Despite nearly a century of research, researchers have so far failed to develop an oral form of insulin that would allow patients with diabetes to avoid multiple daily injections. Now researchers from the Massachusetts Institute of Technology, Brigham and Women’s Hospital and Novo Nordisk say they have come up with an insulin pill, and it's inspired by the tortoise.
The pill is about the size of a blueberry and contains a small needle made of insulin. Once it reaches the stomach, it adjusts its orientation to ensure contact with stomach tissue before injecting the medicine. In tests in rats and pigs, the drug successfully lowered blood sugar to levels similar to those seen with insulin injections. The team reported the results in Science.
The gastrointestinal tract is not an ideal site for processing large-molecule drugs. It is acidic and full of microbiome and digestive enzymes that can attack and degrade proteins. And the thick mucus layers and dense cellular wall of the tract itself make it difficult for protein-based drugs to pass through. Because of those challenges, past attempts at oral-based large-molecule insulin platforms have only managed to deliver 1% of the drug into circulation, according to the researchers.
In fact, Novo Nordisk had previously scrapped development of an oral insulin because the low absorption rate rendered the delivery mechanism unsustainable from a commercial or manufacturing perspective. Even so, the company later reported early-stage data showing that the experimental tablet, OI388GT, was as effective as Sanofi’s injectable Lantus in controlling blood glucose levels.
For the new capsule, the researchers developed a device that has a single microneedle with a tip made of freeze-dried insulin. The injection is controlled by a compressed spring that is restrained by a sugar disc. Water in the stomach can dissolve the disc and serve as the trigger to release the spring and inject the needle into the gastric wall.
The scientists faced one major challenge: They needed to ensure that the injector wouldn’t misfire. So, they turned to the leopard tortoise for inspiration. The tortoise has a body structure that enables it to flip over when it falls onto its back. Using computer modeling, the scientists designed a pill with a similar shape. That's how the pill can reorient itself so it's always in the right position.

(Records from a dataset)
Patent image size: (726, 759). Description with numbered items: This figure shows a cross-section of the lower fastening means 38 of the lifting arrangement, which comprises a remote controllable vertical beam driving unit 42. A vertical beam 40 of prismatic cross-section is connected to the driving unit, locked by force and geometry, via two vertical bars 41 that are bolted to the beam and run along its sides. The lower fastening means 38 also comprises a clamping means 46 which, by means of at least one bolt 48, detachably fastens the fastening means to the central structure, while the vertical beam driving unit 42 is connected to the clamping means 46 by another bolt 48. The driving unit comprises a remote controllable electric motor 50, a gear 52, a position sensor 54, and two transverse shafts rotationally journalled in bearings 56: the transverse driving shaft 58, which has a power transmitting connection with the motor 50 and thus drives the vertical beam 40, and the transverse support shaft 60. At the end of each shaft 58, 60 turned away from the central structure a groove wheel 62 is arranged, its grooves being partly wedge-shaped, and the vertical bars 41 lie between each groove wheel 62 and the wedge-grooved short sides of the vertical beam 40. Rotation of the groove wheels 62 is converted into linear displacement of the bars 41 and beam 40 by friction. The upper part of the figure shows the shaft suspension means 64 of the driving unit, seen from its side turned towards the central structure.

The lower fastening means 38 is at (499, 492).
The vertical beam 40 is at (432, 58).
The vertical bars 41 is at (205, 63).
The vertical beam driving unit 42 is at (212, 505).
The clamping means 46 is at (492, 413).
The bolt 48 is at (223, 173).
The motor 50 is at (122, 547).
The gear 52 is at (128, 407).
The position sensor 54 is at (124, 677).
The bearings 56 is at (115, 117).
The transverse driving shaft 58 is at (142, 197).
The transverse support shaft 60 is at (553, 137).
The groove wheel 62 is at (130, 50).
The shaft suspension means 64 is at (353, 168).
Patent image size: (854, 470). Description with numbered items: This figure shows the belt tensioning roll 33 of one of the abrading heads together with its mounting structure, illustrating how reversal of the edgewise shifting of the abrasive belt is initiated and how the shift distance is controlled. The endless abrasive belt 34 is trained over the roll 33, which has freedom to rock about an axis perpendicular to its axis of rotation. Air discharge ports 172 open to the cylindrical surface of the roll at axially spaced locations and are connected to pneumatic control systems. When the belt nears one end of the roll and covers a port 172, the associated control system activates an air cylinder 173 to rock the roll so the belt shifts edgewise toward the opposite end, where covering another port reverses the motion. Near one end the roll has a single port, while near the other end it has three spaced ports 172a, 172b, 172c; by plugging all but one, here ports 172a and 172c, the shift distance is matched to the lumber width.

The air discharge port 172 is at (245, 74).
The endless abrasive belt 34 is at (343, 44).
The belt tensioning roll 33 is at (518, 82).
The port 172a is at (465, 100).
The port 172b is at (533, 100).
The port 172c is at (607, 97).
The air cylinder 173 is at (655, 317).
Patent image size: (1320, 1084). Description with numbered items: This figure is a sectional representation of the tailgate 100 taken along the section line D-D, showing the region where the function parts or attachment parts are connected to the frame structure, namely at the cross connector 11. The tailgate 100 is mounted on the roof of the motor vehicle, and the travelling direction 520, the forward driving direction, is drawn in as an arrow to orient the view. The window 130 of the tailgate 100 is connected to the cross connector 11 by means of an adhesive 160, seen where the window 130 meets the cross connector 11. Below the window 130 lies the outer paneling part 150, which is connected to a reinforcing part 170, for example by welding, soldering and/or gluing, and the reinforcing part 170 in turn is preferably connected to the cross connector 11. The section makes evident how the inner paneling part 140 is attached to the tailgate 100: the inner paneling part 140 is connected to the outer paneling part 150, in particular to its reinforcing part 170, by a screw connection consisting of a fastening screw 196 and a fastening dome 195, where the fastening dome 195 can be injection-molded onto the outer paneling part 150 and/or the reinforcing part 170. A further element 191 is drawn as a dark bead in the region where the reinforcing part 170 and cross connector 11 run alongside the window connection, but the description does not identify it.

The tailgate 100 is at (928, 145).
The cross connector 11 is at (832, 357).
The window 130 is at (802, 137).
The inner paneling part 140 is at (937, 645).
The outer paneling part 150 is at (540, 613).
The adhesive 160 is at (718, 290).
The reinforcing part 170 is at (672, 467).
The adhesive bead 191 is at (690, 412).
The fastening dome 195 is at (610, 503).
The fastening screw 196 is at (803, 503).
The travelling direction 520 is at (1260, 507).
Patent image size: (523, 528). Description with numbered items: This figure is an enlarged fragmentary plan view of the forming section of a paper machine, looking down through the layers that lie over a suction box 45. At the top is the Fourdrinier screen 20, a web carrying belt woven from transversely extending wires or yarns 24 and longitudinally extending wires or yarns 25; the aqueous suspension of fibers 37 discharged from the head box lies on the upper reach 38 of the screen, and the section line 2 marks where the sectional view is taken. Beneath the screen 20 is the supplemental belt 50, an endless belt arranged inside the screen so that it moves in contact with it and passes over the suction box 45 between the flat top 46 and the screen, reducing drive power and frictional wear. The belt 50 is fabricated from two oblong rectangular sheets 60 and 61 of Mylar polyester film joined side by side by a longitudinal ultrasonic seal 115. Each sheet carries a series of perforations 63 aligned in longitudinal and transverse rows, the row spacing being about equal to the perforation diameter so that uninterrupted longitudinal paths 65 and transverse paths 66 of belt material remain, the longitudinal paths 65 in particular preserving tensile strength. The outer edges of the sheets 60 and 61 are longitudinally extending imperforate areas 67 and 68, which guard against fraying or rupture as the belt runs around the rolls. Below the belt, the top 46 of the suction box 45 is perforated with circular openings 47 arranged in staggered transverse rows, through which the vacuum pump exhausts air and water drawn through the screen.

» **PROBLEM TO WORK ON**:
Reproduce the insulin pill article above word for word, taking everything from "The scientists faced" down to "the right position.".

» **EXERCISE ANSWER**:
The scientists faced one major challenge: They needed to ensure that the injector wouldn’t misfire. So, they turned to the leopard tortoise for inspiration. The tortoise has a body structure that enables it to flip over when it falls onto its back. Using computer modeling, the scientists designed a pill with a similar shape. That's how the pill can reorient itself so it's always in the right position.